*SOURCE MATERIAL:*
--------------------------------
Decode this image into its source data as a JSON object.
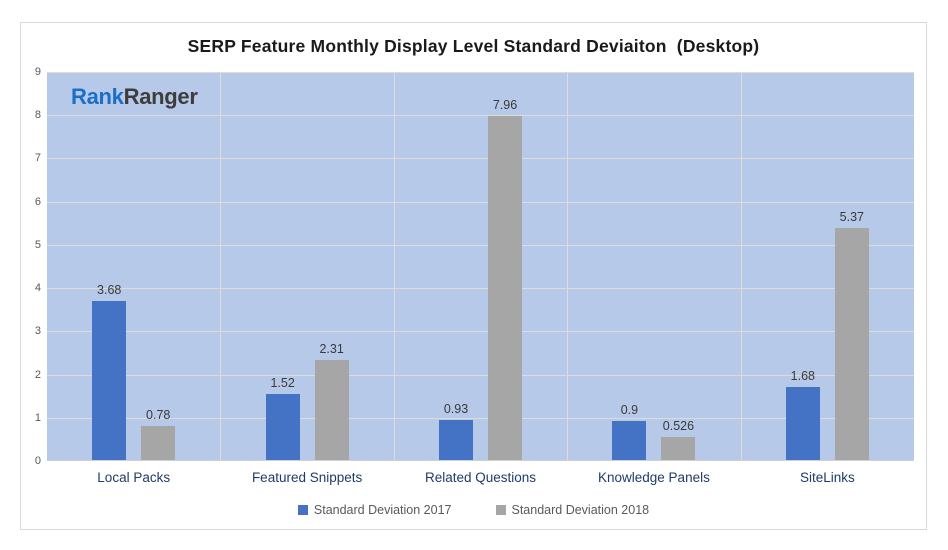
{
  "logo": {
    "part1": "Rank",
    "part2": "Ranger"
  },
  "colors": {
    "series_2017": "#4472c4",
    "series_2018": "#a6a6a6",
    "plot_background": "#b7c9e8",
    "gridline": "#dedcd8",
    "category_label": "#1f3c69",
    "value_label": "#3a3a3a",
    "axis_label": "#595959",
    "logo_blue": "#1b6fc8",
    "logo_dark": "#3d3d3d"
  },
  "chart_data": {
    "type": "bar",
    "title": "SERP Feature Monthly Display Level Standard Deviaiton  (Desktop)",
    "categories": [
      "Local Packs",
      "Featured Snippets",
      "Related Questions",
      "Knowledge Panels",
      "SiteLinks"
    ],
    "series": [
      {
        "name": "Standard Deviation 2017",
        "color": "#4472c4",
        "values": [
          3.68,
          1.52,
          0.93,
          0.9,
          1.68
        ]
      },
      {
        "name": "Standard Deviation 2018",
        "color": "#a6a6a6",
        "values": [
          0.78,
          2.31,
          7.96,
          0.526,
          5.37
        ]
      }
    ],
    "xlabel": "",
    "ylabel": "",
    "ylim": [
      0,
      9
    ],
    "yticks": [
      0,
      1,
      2,
      3,
      4,
      5,
      6,
      7,
      8,
      9
    ],
    "grid": true,
    "data_labels": true,
    "legend_position": "bottom"
  }
}
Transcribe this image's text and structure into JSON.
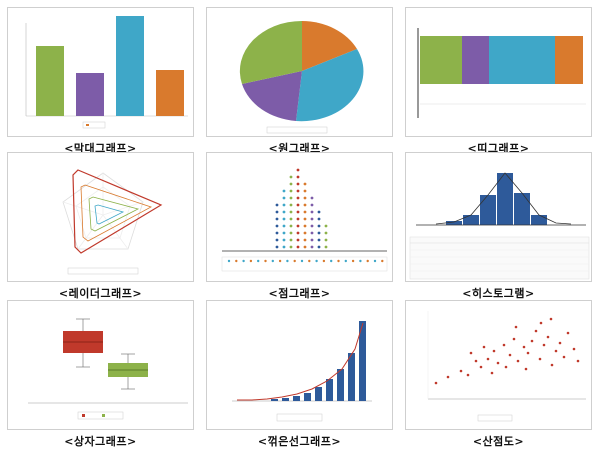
{
  "captions": [
    "<막대그래프>",
    "<원그래프>",
    "<띠그래프>",
    "<레이더그래프>",
    "<점그래프>",
    "<히스토그램>",
    "<상자그래프>",
    "<꺾은선그래프>",
    "<산점도>"
  ],
  "colors": {
    "green": "#8db24a",
    "purple": "#7d5ca8",
    "blue": "#3fa7c8",
    "orange": "#d97a2d",
    "red": "#c0392b",
    "navy": "#2e5a9a"
  }
}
--------------------------------
*EXERCISE GOAL:*
Make an exact copy of every entry above, minus the images.

*SOLUTION BELOW:*
Decode this image into its source data as a JSON object.
{
  "logo": {
    "part1": "Rank",
    "part2": "Ranger"
  },
  "colors": {
    "series_2017": "#4472c4",
    "series_2018": "#a6a6a6",
    "plot_background": "#b7c9e8",
    "gridline": "#dedcd8",
    "category_label": "#1f3c69",
    "value_label": "#3a3a3a",
    "axis_label": "#595959",
    "logo_blue": "#1b6fc8",
    "logo_dark": "#3d3d3d"
  },
  "chart_data": {
    "type": "bar",
    "title": "SERP Feature Monthly Display Level Standard Deviaiton  (Desktop)",
    "categories": [
      "Local Packs",
      "Featured Snippets",
      "Related Questions",
      "Knowledge Panels",
      "SiteLinks"
    ],
    "series": [
      {
        "name": "Standard Deviation 2017",
        "color": "#4472c4",
        "values": [
          3.68,
          1.52,
          0.93,
          0.9,
          1.68
        ]
      },
      {
        "name": "Standard Deviation 2018",
        "color": "#a6a6a6",
        "values": [
          0.78,
          2.31,
          7.96,
          0.526,
          5.37
        ]
      }
    ],
    "xlabel": "",
    "ylabel": "",
    "ylim": [
      0,
      9
    ],
    "yticks": [
      0,
      1,
      2,
      3,
      4,
      5,
      6,
      7,
      8,
      9
    ],
    "grid": true,
    "data_labels": true,
    "legend_position": "bottom"
  }
}
Transcribe this image's text and structure into JSON.
{
  "captions": [
    "<막대그래프>",
    "<원그래프>",
    "<띠그래프>",
    "<레이더그래프>",
    "<점그래프>",
    "<히스토그램>",
    "<상자그래프>",
    "<꺾은선그래프>",
    "<산점도>"
  ],
  "colors": {
    "green": "#8db24a",
    "purple": "#7d5ca8",
    "blue": "#3fa7c8",
    "orange": "#d97a2d",
    "red": "#c0392b",
    "navy": "#2e5a9a"
  }
}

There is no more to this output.